→ **RECORDS**
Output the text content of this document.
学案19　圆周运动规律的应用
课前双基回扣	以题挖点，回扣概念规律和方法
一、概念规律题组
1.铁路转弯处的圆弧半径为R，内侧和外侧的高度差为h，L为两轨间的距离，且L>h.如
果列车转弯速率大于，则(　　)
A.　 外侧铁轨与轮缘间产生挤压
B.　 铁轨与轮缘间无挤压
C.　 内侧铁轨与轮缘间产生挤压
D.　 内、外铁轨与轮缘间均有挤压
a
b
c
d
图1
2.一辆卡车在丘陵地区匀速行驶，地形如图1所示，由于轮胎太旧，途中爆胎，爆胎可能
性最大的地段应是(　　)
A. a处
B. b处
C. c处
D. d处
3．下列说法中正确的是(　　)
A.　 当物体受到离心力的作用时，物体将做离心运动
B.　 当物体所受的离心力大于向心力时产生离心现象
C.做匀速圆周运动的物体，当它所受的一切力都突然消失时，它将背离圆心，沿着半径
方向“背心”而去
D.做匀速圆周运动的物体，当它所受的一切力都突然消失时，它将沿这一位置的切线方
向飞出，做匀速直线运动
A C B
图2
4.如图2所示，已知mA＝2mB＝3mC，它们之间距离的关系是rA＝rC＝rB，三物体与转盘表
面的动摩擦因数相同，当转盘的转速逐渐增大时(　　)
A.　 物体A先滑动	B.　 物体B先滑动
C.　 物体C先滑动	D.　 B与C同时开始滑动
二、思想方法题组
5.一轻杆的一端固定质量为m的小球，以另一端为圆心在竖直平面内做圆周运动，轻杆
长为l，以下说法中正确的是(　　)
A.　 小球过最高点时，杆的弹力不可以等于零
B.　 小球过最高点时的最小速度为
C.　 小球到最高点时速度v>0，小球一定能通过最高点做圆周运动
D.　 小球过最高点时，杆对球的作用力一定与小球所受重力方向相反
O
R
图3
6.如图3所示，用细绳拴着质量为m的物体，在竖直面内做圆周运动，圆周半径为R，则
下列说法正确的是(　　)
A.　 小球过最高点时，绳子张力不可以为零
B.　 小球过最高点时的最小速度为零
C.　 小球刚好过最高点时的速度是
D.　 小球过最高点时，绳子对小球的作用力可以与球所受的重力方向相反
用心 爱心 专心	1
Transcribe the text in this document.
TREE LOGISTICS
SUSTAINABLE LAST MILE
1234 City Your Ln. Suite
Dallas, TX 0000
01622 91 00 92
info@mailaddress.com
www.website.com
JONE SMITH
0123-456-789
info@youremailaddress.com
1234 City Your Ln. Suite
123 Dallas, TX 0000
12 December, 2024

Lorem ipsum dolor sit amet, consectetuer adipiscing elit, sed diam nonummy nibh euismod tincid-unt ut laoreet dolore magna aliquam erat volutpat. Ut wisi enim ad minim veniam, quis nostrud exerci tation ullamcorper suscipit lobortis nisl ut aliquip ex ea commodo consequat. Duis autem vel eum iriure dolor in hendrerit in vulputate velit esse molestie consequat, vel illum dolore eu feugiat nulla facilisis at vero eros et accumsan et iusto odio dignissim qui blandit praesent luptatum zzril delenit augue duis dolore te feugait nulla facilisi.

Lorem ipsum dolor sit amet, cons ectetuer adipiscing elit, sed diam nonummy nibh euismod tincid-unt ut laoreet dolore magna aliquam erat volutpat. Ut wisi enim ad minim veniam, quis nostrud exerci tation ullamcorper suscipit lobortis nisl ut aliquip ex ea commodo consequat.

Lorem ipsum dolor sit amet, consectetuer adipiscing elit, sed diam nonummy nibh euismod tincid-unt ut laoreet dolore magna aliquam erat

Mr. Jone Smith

→ **GIVEN PROBLEM**
Extract the whole listing, character for character.

→ **SOLUTION TO THIS TASK**
Output the text content of this document.
学案19　圆周运动规律的应用
课前双基回扣	以题挖点，回扣概念规律和方法
一、概念规律题组
1.铁路转弯处的圆弧半径为R，内侧和外侧的高度差为h，L为两轨间的距离，且L>h.如
果列车转弯速率大于，则(　　)
A.　 外侧铁轨与轮缘间产生挤压
B.　 铁轨与轮缘间无挤压
C.　 内侧铁轨与轮缘间产生挤压
D.　 内、外铁轨与轮缘间均有挤压
a
b
c
d
图1
2.一辆卡车在丘陵地区匀速行驶，地形如图1所示，由于轮胎太旧，途中爆胎，爆胎可能
性最大的地段应是(　　)
A. a处
B. b处
C. c处
D. d处
3．下列说法中正确的是(　　)
A.　 当物体受到离心力的作用时，物体将做离心运动
B.　 当物体所受的离心力大于向心力时产生离心现象
C.做匀速圆周运动的物体，当它所受的一切力都突然消失时，它将背离圆心，沿着半径
方向“背心”而去
D.做匀速圆周运动的物体，当它所受的一切力都突然消失时，它将沿这一位置的切线方
向飞出，做匀速直线运动
A C B
图2
4.如图2所示，已知mA＝2mB＝3mC，它们之间距离的关系是rA＝rC＝rB，三物体与转盘表
面的动摩擦因数相同，当转盘的转速逐渐增大时(　　)
A.　 物体A先滑动	B.　 物体B先滑动
C.　 物体C先滑动	D.　 B与C同时开始滑动
二、思想方法题组
5.一轻杆的一端固定质量为m的小球，以另一端为圆心在竖直平面内做圆周运动，轻杆
长为l，以下说法中正确的是(　　)
A.　 小球过最高点时，杆的弹力不可以等于零
B.　 小球过最高点时的最小速度为
C.　 小球到最高点时速度v>0，小球一定能通过最高点做圆周运动
D.　 小球过最高点时，杆对球的作用力一定与小球所受重力方向相反
O
R
图3
6.如图3所示，用细绳拴着质量为m的物体，在竖直面内做圆周运动，圆周半径为R，则
下列说法正确的是(　　)
A.　 小球过最高点时，绳子张力不可以为零
B.　 小球过最高点时的最小速度为零
C.　 小球刚好过最高点时的速度是
D.　 小球过最高点时，绳子对小球的作用力可以与球所受的重力方向相反
用心 爱心 专心	1
Transcribe the text in this document.
TREE LOGISTICS
SUSTAINABLE LAST MILE
1234 City Your Ln. Suite
Dallas, TX 0000
01622 91 00 92
info@mailaddress.com
www.website.com
JONE SMITH
0123-456-789
info@youremailaddress.com
1234 City Your Ln. Suite
123 Dallas, TX 0000
12 December, 2024

Lorem ipsum dolor sit amet, consectetuer adipiscing elit, sed diam nonummy nibh euismod tincid-unt ut laoreet dolore magna aliquam erat volutpat. Ut wisi enim ad minim veniam, quis nostrud exerci tation ullamcorper suscipit lobortis nisl ut aliquip ex ea commodo consequat. Duis autem vel eum iriure dolor in hendrerit in vulputate velit esse molestie consequat, vel illum dolore eu feugiat nulla facilisis at vero eros et accumsan et iusto odio dignissim qui blandit praesent luptatum zzril delenit augue duis dolore te feugait nulla facilisi.

Lorem ipsum dolor sit amet, cons ectetuer adipiscing elit, sed diam nonummy nibh euismod tincid-unt ut laoreet dolore magna aliquam erat volutpat. Ut wisi enim ad minim veniam, quis nostrud exerci tation ullamcorper suscipit lobortis nisl ut aliquip ex ea commodo consequat.

Lorem ipsum dolor sit amet, consectetuer adipiscing elit, sed diam nonummy nibh euismod tincid-unt ut laoreet dolore magna aliquam erat

Mr. Jone Smith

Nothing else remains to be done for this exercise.